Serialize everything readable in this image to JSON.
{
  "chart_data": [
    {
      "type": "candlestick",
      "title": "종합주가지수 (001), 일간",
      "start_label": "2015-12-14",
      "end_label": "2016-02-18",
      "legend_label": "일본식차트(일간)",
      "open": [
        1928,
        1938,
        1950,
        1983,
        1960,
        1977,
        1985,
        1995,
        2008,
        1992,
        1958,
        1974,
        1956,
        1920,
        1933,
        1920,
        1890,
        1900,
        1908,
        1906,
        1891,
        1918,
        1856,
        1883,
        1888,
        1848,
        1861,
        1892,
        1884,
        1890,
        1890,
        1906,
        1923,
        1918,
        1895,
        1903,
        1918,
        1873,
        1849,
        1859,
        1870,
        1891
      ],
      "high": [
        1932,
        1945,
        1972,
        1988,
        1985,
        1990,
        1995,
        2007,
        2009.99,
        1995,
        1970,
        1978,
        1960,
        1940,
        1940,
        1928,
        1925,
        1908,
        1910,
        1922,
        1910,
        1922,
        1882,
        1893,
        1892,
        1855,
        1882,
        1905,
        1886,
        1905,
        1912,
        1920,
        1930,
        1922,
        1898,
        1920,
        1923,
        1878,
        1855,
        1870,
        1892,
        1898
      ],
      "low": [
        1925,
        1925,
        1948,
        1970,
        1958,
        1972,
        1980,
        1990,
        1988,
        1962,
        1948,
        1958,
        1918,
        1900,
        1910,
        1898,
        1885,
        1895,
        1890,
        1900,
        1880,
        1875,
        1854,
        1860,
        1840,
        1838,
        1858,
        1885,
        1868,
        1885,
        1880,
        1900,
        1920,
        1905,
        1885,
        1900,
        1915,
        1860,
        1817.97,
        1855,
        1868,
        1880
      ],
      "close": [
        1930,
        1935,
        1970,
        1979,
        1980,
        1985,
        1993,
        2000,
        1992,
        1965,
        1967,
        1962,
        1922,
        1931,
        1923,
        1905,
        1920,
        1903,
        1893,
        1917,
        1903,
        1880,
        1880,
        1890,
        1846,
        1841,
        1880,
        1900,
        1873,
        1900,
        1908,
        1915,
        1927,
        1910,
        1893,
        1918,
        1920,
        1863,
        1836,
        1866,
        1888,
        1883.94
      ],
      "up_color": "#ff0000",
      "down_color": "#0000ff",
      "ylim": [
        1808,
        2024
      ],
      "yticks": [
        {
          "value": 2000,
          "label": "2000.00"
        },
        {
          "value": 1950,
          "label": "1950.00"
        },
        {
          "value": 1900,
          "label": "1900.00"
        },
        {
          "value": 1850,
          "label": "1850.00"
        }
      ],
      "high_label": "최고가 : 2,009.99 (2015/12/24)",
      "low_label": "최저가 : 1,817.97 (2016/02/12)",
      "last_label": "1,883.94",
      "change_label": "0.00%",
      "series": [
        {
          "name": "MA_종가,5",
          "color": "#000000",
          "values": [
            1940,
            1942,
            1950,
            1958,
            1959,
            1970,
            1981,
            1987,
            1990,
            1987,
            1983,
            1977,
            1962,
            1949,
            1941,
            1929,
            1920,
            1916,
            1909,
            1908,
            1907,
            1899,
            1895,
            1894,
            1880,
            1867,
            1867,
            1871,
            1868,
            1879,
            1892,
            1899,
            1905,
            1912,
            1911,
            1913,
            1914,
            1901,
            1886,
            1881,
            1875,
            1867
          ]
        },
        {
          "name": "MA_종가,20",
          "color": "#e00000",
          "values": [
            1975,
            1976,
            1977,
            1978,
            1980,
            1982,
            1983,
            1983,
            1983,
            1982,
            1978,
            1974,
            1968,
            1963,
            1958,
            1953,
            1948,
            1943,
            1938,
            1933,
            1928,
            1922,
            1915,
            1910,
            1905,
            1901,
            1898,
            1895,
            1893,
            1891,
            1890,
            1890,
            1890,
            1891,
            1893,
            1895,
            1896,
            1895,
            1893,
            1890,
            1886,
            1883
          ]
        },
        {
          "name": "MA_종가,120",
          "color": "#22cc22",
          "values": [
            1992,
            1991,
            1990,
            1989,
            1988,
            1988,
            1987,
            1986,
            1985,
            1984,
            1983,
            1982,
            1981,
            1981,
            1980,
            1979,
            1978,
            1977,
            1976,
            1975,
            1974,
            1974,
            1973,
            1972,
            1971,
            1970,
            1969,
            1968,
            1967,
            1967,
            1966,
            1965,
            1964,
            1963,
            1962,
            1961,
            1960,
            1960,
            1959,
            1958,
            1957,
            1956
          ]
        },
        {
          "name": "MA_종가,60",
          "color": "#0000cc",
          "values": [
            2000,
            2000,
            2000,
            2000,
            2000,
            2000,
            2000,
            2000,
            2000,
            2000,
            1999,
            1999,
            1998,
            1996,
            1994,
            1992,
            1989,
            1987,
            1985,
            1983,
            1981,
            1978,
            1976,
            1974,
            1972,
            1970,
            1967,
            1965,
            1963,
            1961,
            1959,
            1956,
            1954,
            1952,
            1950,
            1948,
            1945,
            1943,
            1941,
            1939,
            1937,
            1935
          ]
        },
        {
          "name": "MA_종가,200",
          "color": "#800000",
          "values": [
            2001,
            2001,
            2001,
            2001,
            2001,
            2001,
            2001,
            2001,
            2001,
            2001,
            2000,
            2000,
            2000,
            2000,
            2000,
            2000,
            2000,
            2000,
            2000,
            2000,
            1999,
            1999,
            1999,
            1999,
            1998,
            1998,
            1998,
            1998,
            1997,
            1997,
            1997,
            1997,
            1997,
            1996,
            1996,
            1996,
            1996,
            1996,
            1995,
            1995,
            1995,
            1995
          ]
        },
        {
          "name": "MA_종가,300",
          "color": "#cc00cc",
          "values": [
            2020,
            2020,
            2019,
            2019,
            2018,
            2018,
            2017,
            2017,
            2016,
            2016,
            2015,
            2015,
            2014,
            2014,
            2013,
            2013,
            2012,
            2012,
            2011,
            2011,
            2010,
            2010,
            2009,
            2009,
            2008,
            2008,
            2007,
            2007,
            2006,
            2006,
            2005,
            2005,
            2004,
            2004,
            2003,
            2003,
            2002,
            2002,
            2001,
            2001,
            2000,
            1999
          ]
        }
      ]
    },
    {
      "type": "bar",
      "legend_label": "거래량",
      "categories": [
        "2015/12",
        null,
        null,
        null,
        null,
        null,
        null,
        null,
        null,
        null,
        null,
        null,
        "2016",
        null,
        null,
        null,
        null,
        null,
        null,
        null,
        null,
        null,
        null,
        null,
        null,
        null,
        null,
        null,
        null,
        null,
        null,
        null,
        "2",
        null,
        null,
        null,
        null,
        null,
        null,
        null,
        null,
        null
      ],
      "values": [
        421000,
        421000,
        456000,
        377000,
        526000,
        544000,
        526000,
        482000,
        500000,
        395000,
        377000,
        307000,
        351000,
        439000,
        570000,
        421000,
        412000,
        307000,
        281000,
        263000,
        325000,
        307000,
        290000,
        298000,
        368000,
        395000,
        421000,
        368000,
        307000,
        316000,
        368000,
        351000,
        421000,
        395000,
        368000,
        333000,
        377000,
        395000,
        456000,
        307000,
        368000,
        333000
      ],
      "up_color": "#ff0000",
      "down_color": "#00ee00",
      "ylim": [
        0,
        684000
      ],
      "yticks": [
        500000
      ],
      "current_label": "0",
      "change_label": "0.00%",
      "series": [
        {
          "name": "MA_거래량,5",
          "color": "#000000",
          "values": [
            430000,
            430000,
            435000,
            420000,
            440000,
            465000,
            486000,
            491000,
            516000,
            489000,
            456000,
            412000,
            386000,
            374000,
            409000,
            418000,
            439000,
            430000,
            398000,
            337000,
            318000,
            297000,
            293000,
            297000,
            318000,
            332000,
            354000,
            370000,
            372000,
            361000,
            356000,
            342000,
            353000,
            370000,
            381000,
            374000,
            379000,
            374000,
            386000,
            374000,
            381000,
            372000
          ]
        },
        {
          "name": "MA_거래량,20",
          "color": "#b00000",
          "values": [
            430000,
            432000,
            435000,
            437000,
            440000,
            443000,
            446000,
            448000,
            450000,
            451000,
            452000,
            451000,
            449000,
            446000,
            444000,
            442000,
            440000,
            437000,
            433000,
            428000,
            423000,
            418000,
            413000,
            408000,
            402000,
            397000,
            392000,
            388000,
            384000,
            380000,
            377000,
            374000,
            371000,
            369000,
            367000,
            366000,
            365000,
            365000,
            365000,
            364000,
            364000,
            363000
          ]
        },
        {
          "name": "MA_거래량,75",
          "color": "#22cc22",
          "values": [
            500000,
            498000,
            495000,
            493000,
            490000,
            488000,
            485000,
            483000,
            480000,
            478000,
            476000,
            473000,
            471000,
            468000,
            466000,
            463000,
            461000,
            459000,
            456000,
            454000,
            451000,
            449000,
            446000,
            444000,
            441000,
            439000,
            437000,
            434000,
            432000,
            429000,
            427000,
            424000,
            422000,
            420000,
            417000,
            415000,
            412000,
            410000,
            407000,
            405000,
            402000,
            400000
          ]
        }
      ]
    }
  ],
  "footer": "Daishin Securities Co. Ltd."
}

= = = =

- **Goal**
Locate each line with the word "name" and copy it.

- **Worked solution**
          "name": "MA_종가,5",
          "name": "MA_종가,20",
          "name": "MA_종가,120",
          "name": "MA_종가,60",
          "name": "MA_종가,200",
          "name": "MA_종가,300",
          "name": "MA_거래량,5",
          "name": "MA_거래량,20",
          "name": "MA_거래량,75",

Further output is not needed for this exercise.